* [WRITTEN TASK] Look through the data below. Pick out the lines holding the string "screenshot".

— START OF ITEMS —

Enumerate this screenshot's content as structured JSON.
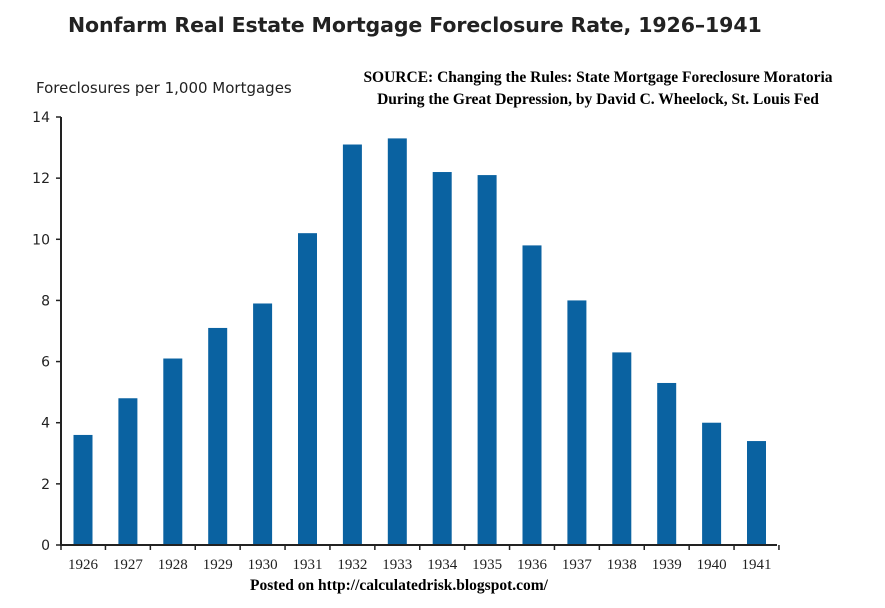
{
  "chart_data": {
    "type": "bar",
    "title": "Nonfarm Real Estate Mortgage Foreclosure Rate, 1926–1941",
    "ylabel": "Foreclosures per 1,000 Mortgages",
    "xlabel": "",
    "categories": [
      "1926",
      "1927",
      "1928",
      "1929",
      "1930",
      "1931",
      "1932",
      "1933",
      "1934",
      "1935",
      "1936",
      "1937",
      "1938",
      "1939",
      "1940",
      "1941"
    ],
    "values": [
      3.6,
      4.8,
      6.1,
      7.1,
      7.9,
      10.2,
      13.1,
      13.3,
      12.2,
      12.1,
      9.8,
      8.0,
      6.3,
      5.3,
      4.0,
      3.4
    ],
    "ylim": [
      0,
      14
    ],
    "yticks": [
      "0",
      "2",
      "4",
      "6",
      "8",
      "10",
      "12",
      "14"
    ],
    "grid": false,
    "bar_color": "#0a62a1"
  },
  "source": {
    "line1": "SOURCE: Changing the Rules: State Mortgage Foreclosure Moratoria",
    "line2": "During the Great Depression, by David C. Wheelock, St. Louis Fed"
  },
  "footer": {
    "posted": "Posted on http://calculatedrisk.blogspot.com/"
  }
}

— END OF ITEMS —
— START OF ITEMS —

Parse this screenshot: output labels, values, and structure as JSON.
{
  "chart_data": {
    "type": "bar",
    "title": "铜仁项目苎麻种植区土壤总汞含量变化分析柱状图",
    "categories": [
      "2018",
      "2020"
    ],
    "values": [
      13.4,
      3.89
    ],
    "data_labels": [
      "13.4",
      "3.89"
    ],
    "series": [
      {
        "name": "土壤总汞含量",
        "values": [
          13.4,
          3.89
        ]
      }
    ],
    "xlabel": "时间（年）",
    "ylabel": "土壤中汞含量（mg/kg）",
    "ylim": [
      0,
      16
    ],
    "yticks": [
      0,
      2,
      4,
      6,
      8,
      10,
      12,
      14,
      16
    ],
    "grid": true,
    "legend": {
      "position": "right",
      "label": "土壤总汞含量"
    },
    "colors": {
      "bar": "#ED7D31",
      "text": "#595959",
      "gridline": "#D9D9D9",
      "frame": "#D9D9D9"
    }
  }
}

— END OF ITEMS —

* [RIGHT ANSWER]
Enumerate this screenshot's content as structured JSON.
Parse this screenshot: output labels, values, and structure as JSON.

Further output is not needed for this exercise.